### REQUEST
Can you copy the items below exactly as they appear, starting with the first line and going on through the line with "content-area [24,844,1176,910]"?

### RECORDS FOR THE EXERCISE
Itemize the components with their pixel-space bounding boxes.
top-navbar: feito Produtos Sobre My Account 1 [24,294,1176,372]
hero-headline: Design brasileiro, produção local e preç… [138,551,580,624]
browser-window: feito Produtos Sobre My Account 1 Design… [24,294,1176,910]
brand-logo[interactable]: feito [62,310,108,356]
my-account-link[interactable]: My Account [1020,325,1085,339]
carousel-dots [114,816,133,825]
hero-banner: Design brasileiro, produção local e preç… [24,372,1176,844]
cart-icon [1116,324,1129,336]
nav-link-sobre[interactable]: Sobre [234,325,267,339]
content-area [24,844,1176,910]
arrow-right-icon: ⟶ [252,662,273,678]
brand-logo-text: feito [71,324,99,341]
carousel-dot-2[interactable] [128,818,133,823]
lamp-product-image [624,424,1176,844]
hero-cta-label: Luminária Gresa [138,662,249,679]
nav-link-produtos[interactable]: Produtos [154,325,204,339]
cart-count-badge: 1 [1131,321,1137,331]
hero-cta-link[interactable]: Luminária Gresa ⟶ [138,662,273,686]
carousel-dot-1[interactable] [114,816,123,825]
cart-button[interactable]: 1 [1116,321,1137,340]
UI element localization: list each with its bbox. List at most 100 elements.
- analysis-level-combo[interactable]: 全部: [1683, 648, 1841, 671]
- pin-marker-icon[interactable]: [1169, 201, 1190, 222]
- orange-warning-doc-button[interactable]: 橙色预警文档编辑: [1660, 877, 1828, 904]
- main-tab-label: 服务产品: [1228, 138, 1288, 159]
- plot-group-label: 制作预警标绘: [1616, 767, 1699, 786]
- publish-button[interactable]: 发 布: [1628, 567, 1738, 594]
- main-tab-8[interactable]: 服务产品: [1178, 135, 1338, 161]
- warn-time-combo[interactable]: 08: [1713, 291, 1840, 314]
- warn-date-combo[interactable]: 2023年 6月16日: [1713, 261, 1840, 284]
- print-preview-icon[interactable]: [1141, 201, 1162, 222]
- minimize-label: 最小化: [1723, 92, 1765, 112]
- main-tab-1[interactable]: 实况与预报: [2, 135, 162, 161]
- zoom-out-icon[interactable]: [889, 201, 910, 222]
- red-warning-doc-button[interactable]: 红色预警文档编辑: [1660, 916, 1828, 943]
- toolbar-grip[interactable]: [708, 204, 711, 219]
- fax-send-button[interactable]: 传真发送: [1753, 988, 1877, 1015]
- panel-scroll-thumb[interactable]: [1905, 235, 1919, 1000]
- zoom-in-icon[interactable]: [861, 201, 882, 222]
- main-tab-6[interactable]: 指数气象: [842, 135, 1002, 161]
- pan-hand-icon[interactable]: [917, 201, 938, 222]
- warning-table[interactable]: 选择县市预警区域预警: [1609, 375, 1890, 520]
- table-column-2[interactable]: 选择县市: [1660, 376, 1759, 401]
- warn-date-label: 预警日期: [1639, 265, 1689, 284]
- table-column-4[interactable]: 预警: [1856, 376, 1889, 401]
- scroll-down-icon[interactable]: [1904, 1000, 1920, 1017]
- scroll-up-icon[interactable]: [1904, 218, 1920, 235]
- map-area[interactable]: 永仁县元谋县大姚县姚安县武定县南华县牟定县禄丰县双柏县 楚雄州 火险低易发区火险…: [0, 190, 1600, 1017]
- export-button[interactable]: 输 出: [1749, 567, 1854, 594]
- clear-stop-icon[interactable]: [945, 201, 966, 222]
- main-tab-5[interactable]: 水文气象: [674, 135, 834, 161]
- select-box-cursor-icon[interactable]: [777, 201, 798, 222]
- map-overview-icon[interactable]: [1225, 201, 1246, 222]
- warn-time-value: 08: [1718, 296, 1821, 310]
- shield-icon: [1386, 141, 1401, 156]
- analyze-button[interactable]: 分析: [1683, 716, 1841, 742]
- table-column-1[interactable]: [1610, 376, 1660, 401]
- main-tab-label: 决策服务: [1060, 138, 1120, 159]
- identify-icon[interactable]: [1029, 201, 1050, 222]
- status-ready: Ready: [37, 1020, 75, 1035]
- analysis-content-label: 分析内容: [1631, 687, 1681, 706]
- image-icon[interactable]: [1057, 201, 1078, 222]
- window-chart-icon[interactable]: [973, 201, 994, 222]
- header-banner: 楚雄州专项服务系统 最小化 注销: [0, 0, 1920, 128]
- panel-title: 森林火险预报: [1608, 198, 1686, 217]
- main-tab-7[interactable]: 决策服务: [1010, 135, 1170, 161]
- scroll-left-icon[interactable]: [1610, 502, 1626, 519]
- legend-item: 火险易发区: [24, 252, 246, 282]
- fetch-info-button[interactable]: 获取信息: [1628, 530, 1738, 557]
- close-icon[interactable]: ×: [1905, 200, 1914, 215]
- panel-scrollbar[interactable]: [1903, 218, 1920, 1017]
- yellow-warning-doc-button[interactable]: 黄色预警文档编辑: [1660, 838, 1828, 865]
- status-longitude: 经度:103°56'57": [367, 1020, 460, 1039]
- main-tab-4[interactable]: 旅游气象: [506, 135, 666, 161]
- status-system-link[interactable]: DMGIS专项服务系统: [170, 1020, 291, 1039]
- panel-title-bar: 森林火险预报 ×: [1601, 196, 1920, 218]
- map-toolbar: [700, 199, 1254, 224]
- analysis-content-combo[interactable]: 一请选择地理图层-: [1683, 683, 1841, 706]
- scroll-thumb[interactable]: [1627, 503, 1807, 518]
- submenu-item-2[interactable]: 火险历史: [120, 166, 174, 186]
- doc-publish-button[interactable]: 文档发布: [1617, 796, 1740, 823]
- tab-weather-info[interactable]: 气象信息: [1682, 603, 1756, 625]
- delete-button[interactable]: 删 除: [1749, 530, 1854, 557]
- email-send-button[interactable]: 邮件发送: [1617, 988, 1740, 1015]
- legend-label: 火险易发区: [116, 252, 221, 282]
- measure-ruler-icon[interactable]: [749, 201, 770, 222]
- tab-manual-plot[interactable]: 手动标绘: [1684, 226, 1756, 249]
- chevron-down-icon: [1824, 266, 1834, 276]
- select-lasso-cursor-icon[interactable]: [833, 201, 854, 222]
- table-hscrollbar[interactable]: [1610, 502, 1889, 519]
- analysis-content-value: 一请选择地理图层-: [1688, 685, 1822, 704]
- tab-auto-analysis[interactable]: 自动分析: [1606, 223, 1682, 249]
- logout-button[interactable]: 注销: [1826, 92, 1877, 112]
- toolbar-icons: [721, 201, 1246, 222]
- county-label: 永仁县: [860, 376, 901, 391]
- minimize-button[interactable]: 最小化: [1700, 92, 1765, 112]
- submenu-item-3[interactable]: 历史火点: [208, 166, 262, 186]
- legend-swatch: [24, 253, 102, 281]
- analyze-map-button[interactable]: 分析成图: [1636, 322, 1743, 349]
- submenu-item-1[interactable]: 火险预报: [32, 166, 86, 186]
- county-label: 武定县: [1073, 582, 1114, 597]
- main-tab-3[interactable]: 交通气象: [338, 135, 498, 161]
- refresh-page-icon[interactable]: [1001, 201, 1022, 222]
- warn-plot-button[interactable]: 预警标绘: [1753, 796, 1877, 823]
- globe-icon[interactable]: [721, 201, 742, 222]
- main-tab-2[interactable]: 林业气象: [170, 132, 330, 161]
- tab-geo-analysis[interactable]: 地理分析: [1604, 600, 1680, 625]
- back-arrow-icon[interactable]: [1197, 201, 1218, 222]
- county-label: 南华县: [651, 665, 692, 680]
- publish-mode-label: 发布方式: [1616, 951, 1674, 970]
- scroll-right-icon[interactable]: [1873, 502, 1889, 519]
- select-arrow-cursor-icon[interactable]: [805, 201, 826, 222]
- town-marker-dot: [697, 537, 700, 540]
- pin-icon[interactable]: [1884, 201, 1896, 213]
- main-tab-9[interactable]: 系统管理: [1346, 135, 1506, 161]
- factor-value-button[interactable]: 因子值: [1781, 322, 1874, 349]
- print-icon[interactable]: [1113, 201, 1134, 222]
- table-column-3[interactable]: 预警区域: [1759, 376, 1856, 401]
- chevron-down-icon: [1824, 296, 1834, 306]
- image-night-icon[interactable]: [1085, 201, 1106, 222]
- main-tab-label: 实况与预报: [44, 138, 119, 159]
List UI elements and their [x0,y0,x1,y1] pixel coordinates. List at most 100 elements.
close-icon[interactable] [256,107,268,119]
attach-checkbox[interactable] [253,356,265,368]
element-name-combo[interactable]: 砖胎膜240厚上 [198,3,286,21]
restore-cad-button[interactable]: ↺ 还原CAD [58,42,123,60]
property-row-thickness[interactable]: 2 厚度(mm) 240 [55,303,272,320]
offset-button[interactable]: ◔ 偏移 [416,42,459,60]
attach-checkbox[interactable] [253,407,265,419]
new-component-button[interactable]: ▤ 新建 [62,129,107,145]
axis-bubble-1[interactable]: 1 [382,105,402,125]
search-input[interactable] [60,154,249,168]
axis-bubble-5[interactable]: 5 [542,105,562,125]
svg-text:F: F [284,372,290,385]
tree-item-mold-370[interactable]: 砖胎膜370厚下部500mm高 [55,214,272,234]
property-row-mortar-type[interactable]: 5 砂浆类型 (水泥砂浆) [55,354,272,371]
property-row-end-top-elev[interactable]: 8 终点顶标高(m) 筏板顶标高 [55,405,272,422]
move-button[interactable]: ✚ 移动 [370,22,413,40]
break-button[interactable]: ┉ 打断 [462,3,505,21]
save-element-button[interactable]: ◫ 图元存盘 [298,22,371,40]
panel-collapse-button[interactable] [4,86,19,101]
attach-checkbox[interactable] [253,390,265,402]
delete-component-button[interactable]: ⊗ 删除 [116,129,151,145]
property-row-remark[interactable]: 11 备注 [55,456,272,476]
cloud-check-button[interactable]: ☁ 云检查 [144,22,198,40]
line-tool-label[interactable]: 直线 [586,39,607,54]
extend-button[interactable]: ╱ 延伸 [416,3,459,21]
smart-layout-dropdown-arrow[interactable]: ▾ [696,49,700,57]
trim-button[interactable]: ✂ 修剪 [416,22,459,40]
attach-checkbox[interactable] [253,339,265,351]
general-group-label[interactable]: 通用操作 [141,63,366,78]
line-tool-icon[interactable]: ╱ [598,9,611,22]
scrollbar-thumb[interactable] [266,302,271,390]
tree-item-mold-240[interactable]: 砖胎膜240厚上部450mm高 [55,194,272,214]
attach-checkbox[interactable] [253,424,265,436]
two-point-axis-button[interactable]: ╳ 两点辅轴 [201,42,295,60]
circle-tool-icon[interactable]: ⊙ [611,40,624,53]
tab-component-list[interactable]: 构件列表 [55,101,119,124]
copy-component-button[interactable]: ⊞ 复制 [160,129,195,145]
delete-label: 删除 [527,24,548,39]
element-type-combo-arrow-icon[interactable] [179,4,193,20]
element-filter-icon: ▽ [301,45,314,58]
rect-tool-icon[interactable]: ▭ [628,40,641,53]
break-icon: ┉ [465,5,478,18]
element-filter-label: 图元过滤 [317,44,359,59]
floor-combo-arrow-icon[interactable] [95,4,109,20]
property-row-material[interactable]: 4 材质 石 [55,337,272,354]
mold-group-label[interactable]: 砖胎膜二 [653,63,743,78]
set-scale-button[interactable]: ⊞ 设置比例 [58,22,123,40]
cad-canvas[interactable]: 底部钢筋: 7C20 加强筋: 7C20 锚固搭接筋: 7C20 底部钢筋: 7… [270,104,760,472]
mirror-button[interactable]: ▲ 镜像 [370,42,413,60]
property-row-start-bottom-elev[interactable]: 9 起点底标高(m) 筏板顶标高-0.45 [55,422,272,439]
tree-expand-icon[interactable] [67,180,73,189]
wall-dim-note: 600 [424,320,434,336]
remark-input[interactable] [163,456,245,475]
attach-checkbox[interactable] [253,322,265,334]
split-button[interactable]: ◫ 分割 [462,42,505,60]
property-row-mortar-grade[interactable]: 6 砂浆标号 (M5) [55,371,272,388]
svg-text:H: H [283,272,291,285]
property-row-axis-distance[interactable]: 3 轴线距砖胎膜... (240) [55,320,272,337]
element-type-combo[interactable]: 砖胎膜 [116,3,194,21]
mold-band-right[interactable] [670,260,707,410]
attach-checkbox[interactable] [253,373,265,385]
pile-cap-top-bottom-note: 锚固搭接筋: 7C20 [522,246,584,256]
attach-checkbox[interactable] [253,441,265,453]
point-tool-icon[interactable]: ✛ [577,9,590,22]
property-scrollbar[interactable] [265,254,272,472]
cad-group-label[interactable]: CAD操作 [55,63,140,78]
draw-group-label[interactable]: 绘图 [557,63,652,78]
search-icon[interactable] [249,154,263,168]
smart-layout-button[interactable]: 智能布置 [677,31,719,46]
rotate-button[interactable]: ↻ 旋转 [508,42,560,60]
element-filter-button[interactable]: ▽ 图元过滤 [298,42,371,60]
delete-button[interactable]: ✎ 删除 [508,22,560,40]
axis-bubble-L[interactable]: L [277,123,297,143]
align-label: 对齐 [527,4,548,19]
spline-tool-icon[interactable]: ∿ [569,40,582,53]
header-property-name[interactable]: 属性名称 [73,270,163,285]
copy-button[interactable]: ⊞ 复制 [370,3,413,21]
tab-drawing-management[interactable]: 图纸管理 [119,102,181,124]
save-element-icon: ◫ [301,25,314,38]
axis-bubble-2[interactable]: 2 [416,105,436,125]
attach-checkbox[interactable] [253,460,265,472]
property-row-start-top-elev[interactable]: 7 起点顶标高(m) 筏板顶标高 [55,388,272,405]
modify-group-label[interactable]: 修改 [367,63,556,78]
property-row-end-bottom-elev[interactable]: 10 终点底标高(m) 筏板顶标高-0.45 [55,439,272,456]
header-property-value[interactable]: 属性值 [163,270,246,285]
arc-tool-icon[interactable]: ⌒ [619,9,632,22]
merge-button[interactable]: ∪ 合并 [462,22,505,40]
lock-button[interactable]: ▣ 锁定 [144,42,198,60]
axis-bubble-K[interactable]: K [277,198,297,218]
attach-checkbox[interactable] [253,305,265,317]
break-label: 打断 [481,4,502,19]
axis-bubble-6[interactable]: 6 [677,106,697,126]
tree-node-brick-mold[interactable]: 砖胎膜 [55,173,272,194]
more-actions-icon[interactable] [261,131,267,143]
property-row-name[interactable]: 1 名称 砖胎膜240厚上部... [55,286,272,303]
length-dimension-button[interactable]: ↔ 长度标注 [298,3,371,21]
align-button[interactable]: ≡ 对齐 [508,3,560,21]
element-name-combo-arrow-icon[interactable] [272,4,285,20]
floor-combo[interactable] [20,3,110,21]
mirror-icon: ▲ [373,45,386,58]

### SOLUTION
Itemize the components with their pixel-space bounding boxes.
top-navbar: feito Produtos Sobre My Account 1 [24,294,1176,372]
hero-headline: Design brasileiro, produção local e preç… [138,551,580,624]
browser-window: feito Produtos Sobre My Account 1 Design… [24,294,1176,910]
brand-logo[interactable]: feito [62,310,108,356]
my-account-link[interactable]: My Account [1020,325,1085,339]
carousel-dots [114,816,133,825]
hero-banner: Design brasileiro, produção local e preç… [24,372,1176,844]
cart-icon [1116,324,1129,336]
nav-link-sobre[interactable]: Sobre [234,325,267,339]
content-area [24,844,1176,910]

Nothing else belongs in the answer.